# Task to complete:
Omit any picture, and return the remaining data exactly as written.

Stored data:
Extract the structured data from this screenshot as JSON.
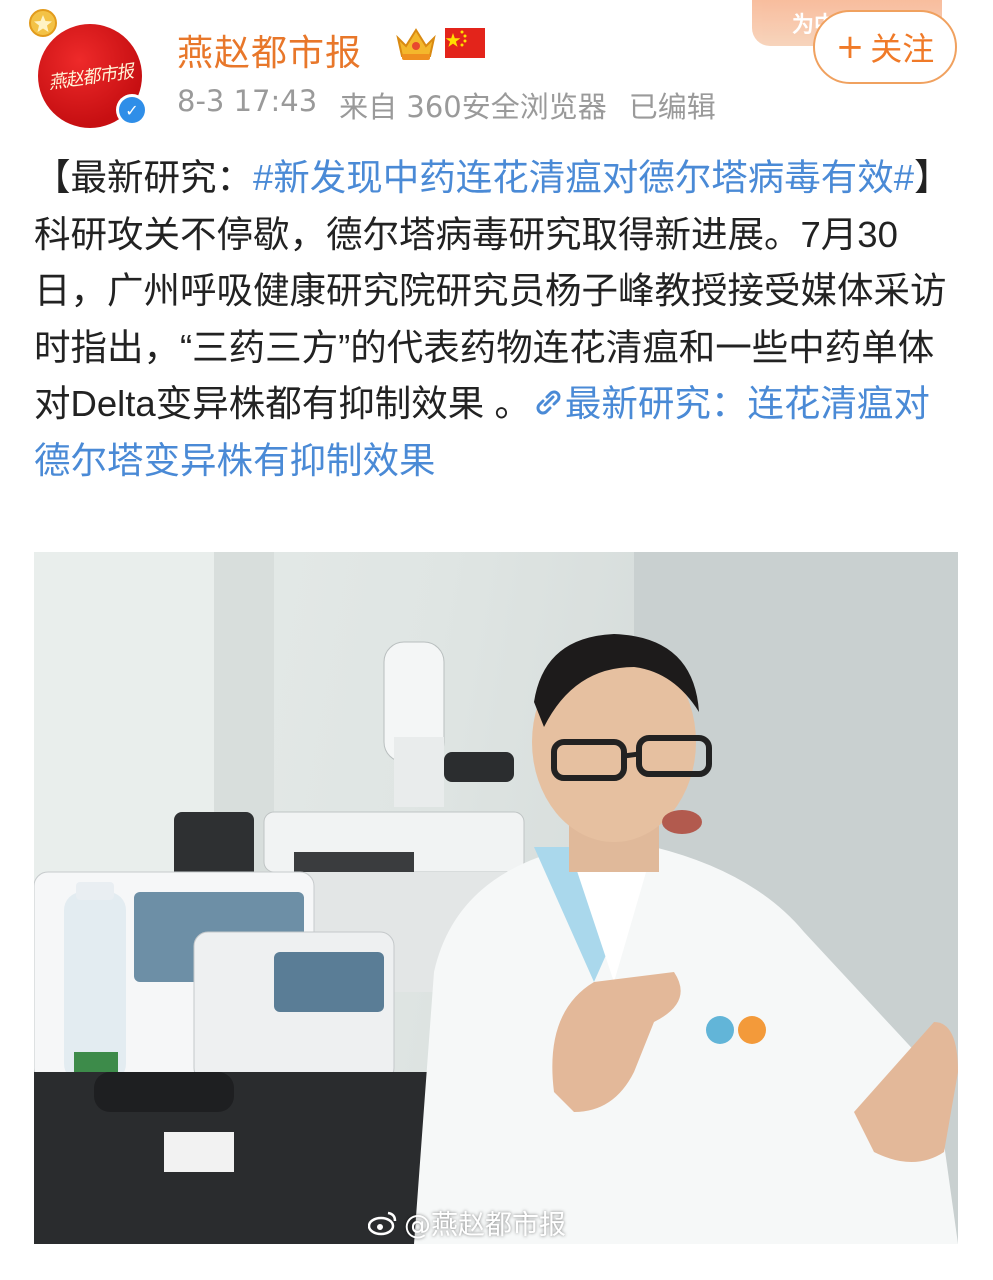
{
  "user": {
    "name": "燕赵都市报",
    "avatar_text": "燕赵都市报",
    "vip_badge": "crown-vip-icon",
    "flag": "china-flag-icon",
    "verified_icon": "verified-check-icon"
  },
  "meta": {
    "time": "8-3 17:43",
    "source": "来自 360安全浏览器",
    "edited": "已编辑"
  },
  "promo_badge": "为中国加油",
  "follow_button": {
    "plus": "+",
    "label": "关注"
  },
  "post": {
    "prefix": "【最新研究：",
    "hashtag": "#新发现中药连花清瘟对德尔塔病毒有效#",
    "body": "】科研攻关不停歇，德尔塔病毒研究取得新进展。7月30日，广州呼吸健康研究院研究员杨子峰教授接受媒体采访时指出，“三药三方”的代表药物连花清瘟和一些中药单体对Delta变异株都有抑制效果 。",
    "link_text": "最新研究：连花清瘟对德尔塔变异株有抑制效果"
  },
  "image": {
    "watermark": "@燕赵都市报"
  },
  "colors": {
    "username": "#e8772a",
    "link": "#4a8ad6",
    "meta": "#9a9a9a",
    "follow": "#f07a28"
  }
}
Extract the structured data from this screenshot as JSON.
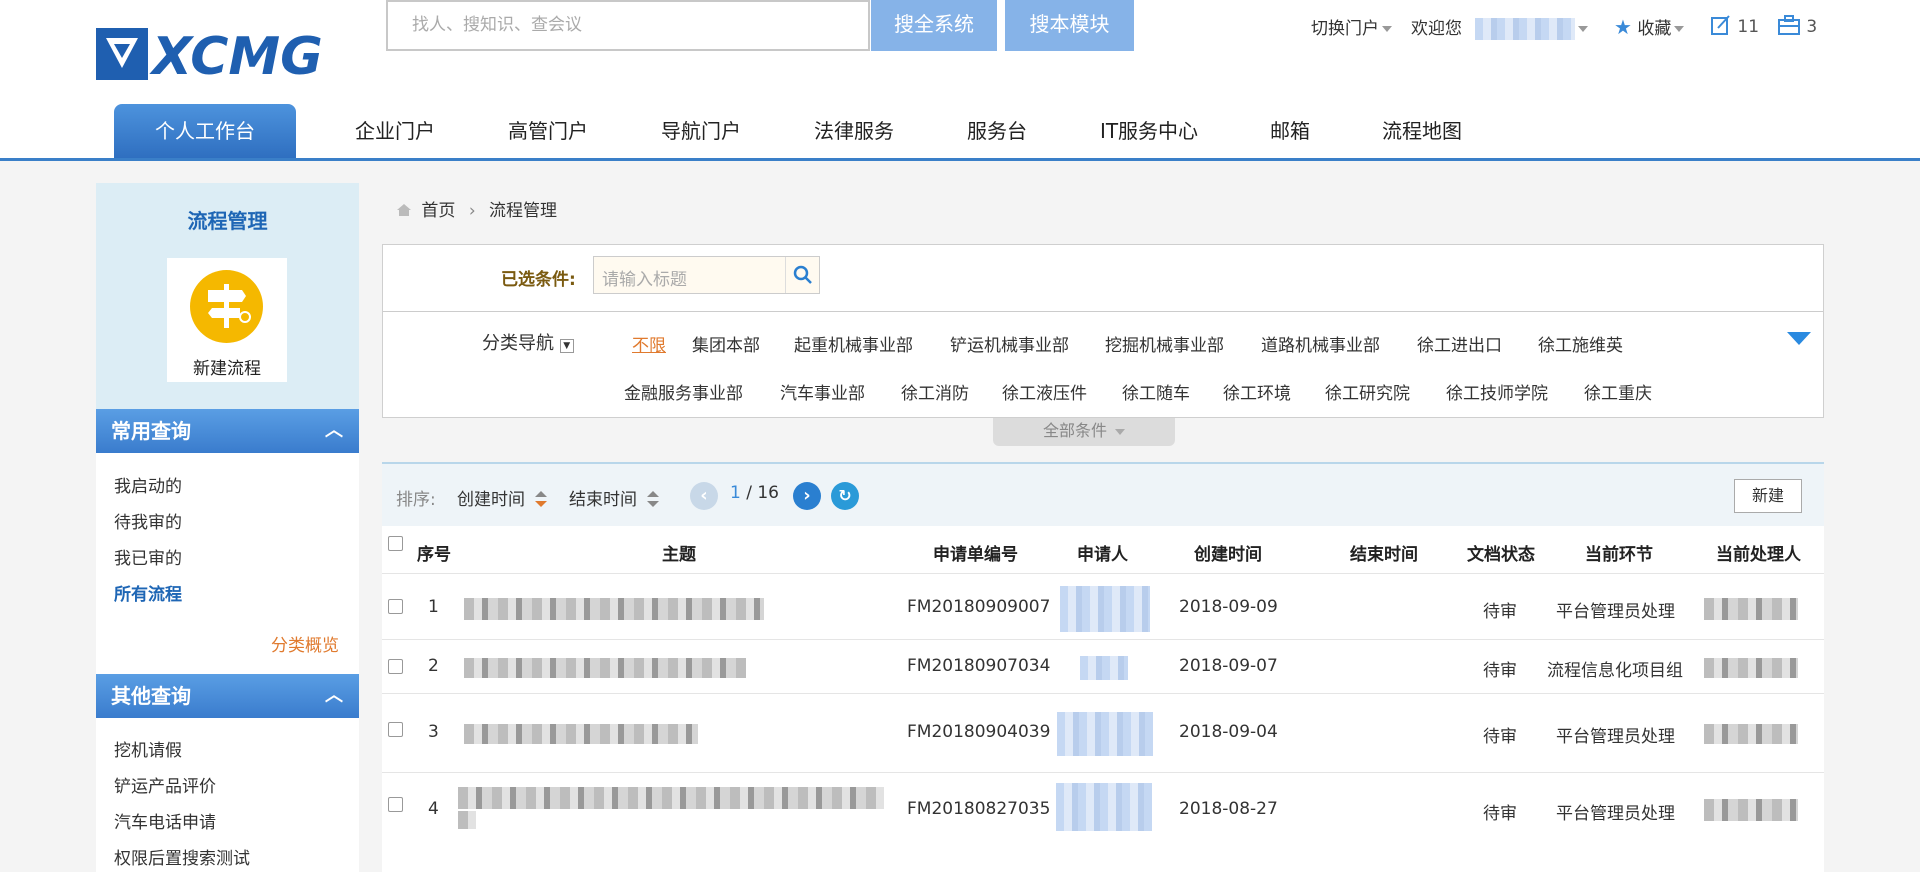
{
  "header": {
    "search_placeholder": "找人、搜知识、查会议",
    "search_all_label": "搜全系统",
    "search_module_label": "搜本模块",
    "switch_portal": "切换门户",
    "welcome": "欢迎您",
    "favorites": "收藏",
    "edit_count": "11",
    "briefcase_count": "3"
  },
  "nav": [
    "个人工作台",
    "企业门户",
    "高管门户",
    "导航门户",
    "法律服务",
    "服务台",
    "IT服务中心",
    "邮箱",
    "流程地图"
  ],
  "sidebar": {
    "title": "流程管理",
    "new_process": "新建流程",
    "common_query": "常用查询",
    "common_items": [
      "我启动的",
      "待我审的",
      "我已审的",
      "所有流程"
    ],
    "category_overview": "分类概览",
    "other_query": "其他查询",
    "other_items": [
      "挖机请假",
      "铲运产品评价",
      "汽车电话申请",
      "权限后置搜索测试"
    ]
  },
  "breadcrumb": {
    "home": "首页",
    "current": "流程管理"
  },
  "filter": {
    "selected_label": "已选条件:",
    "title_placeholder": "请输入标题",
    "category_nav": "分类导航",
    "categories_row1": [
      "不限",
      "集团本部",
      "起重机械事业部",
      "铲运机械事业部",
      "挖掘机械事业部",
      "道路机械事业部",
      "徐工进出口",
      "徐工施维英"
    ],
    "categories_row2": [
      "金融服务事业部",
      "汽车事业部",
      "徐工消防",
      "徐工液压件",
      "徐工随车",
      "徐工环境",
      "徐工研究院",
      "徐工技师学院",
      "徐工重庆"
    ],
    "all_conditions": "全部条件"
  },
  "toolbar": {
    "sort_label": "排序:",
    "sort_created": "创建时间",
    "sort_ended": "结束时间",
    "page_current": "1",
    "page_sep": "/ 16",
    "new_label": "新建"
  },
  "table": {
    "headers": [
      "序号",
      "主题",
      "申请单编号",
      "申请人",
      "创建时间",
      "结束时间",
      "文档状态",
      "当前环节",
      "当前处理人"
    ],
    "rows": [
      {
        "seq": "1",
        "code": "FM20180909007",
        "created": "2018-09-09",
        "status": "待审",
        "step": "平台管理员处理"
      },
      {
        "seq": "2",
        "code": "FM20180907034",
        "created": "2018-09-07",
        "status": "待审",
        "step": "流程信息化项目组"
      },
      {
        "seq": "3",
        "code": "FM20180904039",
        "created": "2018-09-04",
        "status": "待审",
        "step": "平台管理员处理"
      },
      {
        "seq": "4",
        "code": "FM20180827035",
        "created": "2018-08-27",
        "status": "待审",
        "step": "平台管理员处理"
      }
    ]
  },
  "colors": {
    "accent": "#3a7fc8",
    "search_btn": "#86b3e8",
    "orange_link": "#e07a2e"
  }
}
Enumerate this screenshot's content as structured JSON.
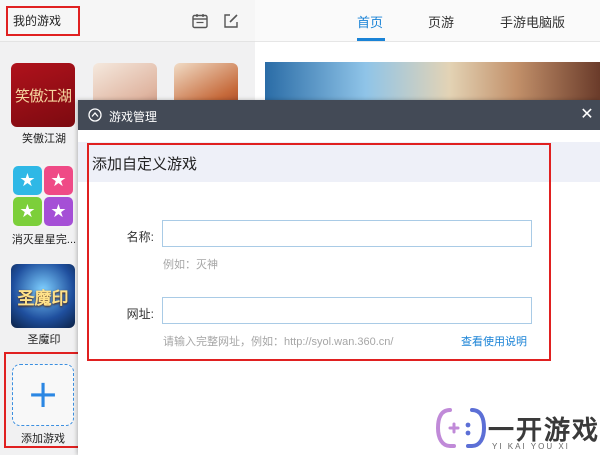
{
  "left": {
    "title": "我的游戏",
    "icons": [
      "calendar-icon",
      "edit-icon"
    ],
    "games": [
      {
        "label": "笑傲江湖",
        "thumb_text": "笑傲江湖"
      },
      {
        "label": "消灭星星完..."
      },
      {
        "label": "圣魔印",
        "thumb_text": "圣魔印"
      }
    ],
    "add": {
      "label": "添加游戏",
      "icon": "plus-icon"
    }
  },
  "tabs": [
    {
      "label": "首页",
      "active": true
    },
    {
      "label": "页游",
      "active": false
    },
    {
      "label": "手游电脑版",
      "active": false
    }
  ],
  "dialog": {
    "title": "游戏管理",
    "close_icon": "close-icon",
    "section_title": "添加自定义游戏",
    "name_label": "名称:",
    "name_value": "",
    "name_hint": "例如：灭神",
    "url_label": "网址:",
    "url_value": "",
    "url_hint": "请输入完整网址，例如：http://syol.wan.360.cn/",
    "help_link": "查看使用说明"
  },
  "watermark": {
    "text": "一开游戏",
    "sub": "YI KAI YOU XI"
  },
  "colors": {
    "accent": "#1a83d6",
    "highlight_box": "#e02020",
    "dialog_titlebar": "#434a56"
  }
}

# Output:
Extract the structured data from this screenshot as JSON.
{
  "user": {
    "name": "燕赵都市报",
    "avatar_text": "燕赵都市报",
    "vip_badge": "crown-vip-icon",
    "flag": "china-flag-icon",
    "verified_icon": "verified-check-icon"
  },
  "meta": {
    "time": "8-3 17:43",
    "source": "来自 360安全浏览器",
    "edited": "已编辑"
  },
  "promo_badge": "为中国加油",
  "follow_button": {
    "plus": "+",
    "label": "关注"
  },
  "post": {
    "prefix": "【最新研究：",
    "hashtag": "#新发现中药连花清瘟对德尔塔病毒有效#",
    "body": "】科研攻关不停歇，德尔塔病毒研究取得新进展。7月30日，广州呼吸健康研究院研究员杨子峰教授接受媒体采访时指出，“三药三方”的代表药物连花清瘟和一些中药单体对Delta变异株都有抑制效果 。",
    "link_text": "最新研究：连花清瘟对德尔塔变异株有抑制效果"
  },
  "image": {
    "watermark": "@燕赵都市报"
  },
  "colors": {
    "username": "#e8772a",
    "link": "#4a8ad6",
    "meta": "#9a9a9a",
    "follow": "#f07a28"
  }
}
Extract the structured data from this screenshot as JSON.
{
  "header": {
    "search_placeholder": "找人、搜知识、查会议",
    "search_all_label": "搜全系统",
    "search_module_label": "搜本模块",
    "switch_portal": "切换门户",
    "welcome": "欢迎您",
    "favorites": "收藏",
    "edit_count": "11",
    "briefcase_count": "3"
  },
  "nav": [
    "个人工作台",
    "企业门户",
    "高管门户",
    "导航门户",
    "法律服务",
    "服务台",
    "IT服务中心",
    "邮箱",
    "流程地图"
  ],
  "sidebar": {
    "title": "流程管理",
    "new_process": "新建流程",
    "common_query": "常用查询",
    "common_items": [
      "我启动的",
      "待我审的",
      "我已审的",
      "所有流程"
    ],
    "category_overview": "分类概览",
    "other_query": "其他查询",
    "other_items": [
      "挖机请假",
      "铲运产品评价",
      "汽车电话申请",
      "权限后置搜索测试"
    ]
  },
  "breadcrumb": {
    "home": "首页",
    "current": "流程管理"
  },
  "filter": {
    "selected_label": "已选条件:",
    "title_placeholder": "请输入标题",
    "category_nav": "分类导航",
    "categories_row1": [
      "不限",
      "集团本部",
      "起重机械事业部",
      "铲运机械事业部",
      "挖掘机械事业部",
      "道路机械事业部",
      "徐工进出口",
      "徐工施维英"
    ],
    "categories_row2": [
      "金融服务事业部",
      "汽车事业部",
      "徐工消防",
      "徐工液压件",
      "徐工随车",
      "徐工环境",
      "徐工研究院",
      "徐工技师学院",
      "徐工重庆"
    ],
    "all_conditions": "全部条件"
  },
  "toolbar": {
    "sort_label": "排序:",
    "sort_created": "创建时间",
    "sort_ended": "结束时间",
    "page_current": "1",
    "page_sep": "/ 16",
    "new_label": "新建"
  },
  "table": {
    "headers": [
      "序号",
      "主题",
      "申请单编号",
      "申请人",
      "创建时间",
      "结束时间",
      "文档状态",
      "当前环节",
      "当前处理人"
    ],
    "rows": [
      {
        "seq": "1",
        "code": "FM20180909007",
        "created": "2018-09-09",
        "status": "待审",
        "step": "平台管理员处理"
      },
      {
        "seq": "2",
        "code": "FM20180907034",
        "created": "2018-09-07",
        "status": "待审",
        "step": "流程信息化项目组"
      },
      {
        "seq": "3",
        "code": "FM20180904039",
        "created": "2018-09-04",
        "status": "待审",
        "step": "平台管理员处理"
      },
      {
        "seq": "4",
        "code": "FM20180827035",
        "created": "2018-08-27",
        "status": "待审",
        "step": "平台管理员处理"
      }
    ]
  },
  "colors": {
    "accent": "#3a7fc8",
    "search_btn": "#86b3e8",
    "orange_link": "#e07a2e"
  }
}
Enumerate this screenshot's content as structured JSON.
{
  "left": {
    "title": "我的游戏",
    "icons": [
      "calendar-icon",
      "edit-icon"
    ],
    "games": [
      {
        "label": "笑傲江湖",
        "thumb_text": "笑傲江湖"
      },
      {
        "label": "消灭星星完..."
      },
      {
        "label": "圣魔印",
        "thumb_text": "圣魔印"
      }
    ],
    "add": {
      "label": "添加游戏",
      "icon": "plus-icon"
    }
  },
  "tabs": [
    {
      "label": "首页",
      "active": true
    },
    {
      "label": "页游",
      "active": false
    },
    {
      "label": "手游电脑版",
      "active": false
    }
  ],
  "dialog": {
    "title": "游戏管理",
    "close_icon": "close-icon",
    "section_title": "添加自定义游戏",
    "name_label": "名称:",
    "name_value": "",
    "name_hint": "例如：灭神",
    "url_label": "网址:",
    "url_value": "",
    "url_hint": "请输入完整网址，例如：http://syol.wan.360.cn/",
    "help_link": "查看使用说明"
  },
  "watermark": {
    "text": "一开游戏",
    "sub": "YI KAI YOU XI"
  },
  "colors": {
    "accent": "#1a83d6",
    "highlight_box": "#e02020",
    "dialog_titlebar": "#434a56"
  }
}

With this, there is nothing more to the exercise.